(WORK TO DO) Transcribe the records from their first line through the line containing "The stationary wall 50 is at (357, 258).", including both ends.

(Saved entries)
>>

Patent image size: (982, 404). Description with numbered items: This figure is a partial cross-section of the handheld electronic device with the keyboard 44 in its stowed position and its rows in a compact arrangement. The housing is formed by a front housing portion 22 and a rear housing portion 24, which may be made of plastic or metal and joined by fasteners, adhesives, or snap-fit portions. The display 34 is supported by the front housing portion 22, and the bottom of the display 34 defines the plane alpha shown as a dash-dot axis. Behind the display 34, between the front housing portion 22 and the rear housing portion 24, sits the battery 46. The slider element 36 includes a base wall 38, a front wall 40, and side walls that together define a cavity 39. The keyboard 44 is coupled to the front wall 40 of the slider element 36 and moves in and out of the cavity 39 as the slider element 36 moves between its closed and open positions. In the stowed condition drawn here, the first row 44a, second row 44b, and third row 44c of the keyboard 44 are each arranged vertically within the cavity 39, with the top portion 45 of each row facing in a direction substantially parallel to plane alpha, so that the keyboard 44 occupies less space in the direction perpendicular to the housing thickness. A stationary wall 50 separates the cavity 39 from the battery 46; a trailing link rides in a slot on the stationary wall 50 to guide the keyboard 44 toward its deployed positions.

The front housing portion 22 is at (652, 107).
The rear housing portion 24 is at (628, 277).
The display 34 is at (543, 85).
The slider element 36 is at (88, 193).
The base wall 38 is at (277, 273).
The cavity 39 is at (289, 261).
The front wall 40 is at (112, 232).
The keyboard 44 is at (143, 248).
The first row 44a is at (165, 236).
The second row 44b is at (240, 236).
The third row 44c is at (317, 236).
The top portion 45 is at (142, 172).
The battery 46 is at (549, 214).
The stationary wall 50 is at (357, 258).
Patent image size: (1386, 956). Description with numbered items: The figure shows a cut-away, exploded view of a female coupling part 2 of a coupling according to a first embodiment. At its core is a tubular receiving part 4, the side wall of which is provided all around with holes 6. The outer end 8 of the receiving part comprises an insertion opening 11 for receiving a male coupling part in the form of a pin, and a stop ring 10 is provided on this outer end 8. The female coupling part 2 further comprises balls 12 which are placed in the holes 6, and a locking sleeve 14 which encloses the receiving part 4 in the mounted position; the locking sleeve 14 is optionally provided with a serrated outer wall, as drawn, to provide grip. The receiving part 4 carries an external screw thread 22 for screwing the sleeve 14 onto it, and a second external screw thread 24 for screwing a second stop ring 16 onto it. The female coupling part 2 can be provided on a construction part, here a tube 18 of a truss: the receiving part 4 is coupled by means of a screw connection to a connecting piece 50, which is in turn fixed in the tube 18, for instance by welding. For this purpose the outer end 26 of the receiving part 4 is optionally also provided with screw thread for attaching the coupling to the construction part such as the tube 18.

<<

(OUTPUT FOR THIS EXERCISE)
Patent image size: (982, 404). Description with numbered items: This figure is a partial cross-section of the handheld electronic device with the keyboard 44 in its stowed position and its rows in a compact arrangement. The housing is formed by a front housing portion 22 and a rear housing portion 24, which may be made of plastic or metal and joined by fasteners, adhesives, or snap-fit portions. The display 34 is supported by the front housing portion 22, and the bottom of the display 34 defines the plane alpha shown as a dash-dot axis. Behind the display 34, between the front housing portion 22 and the rear housing portion 24, sits the battery 46. The slider element 36 includes a base wall 38, a front wall 40, and side walls that together define a cavity 39. The keyboard 44 is coupled to the front wall 40 of the slider element 36 and moves in and out of the cavity 39 as the slider element 36 moves between its closed and open positions. In the stowed condition drawn here, the first row 44a, second row 44b, and third row 44c of the keyboard 44 are each arranged vertically within the cavity 39, with the top portion 45 of each row facing in a direction substantially parallel to plane alpha, so that the keyboard 44 occupies less space in the direction perpendicular to the housing thickness. A stationary wall 50 separates the cavity 39 from the battery 46; a trailing link rides in a slot on the stationary wall 50 to guide the keyboard 44 toward its deployed positions.

The front housing portion 22 is at (652, 107).
The rear housing portion 24 is at (628, 277).
The display 34 is at (543, 85).
The slider element 36 is at (88, 193).
The base wall 38 is at (277, 273).
The cavity 39 is at (289, 261).
The front wall 40 is at (112, 232).
The keyboard 44 is at (143, 248).
The first row 44a is at (165, 236).
The second row 44b is at (240, 236).
The third row 44c is at (317, 236).
The top portion 45 is at (142, 172).
The battery 46 is at (549, 214).
The stationary wall 50 is at (357, 258).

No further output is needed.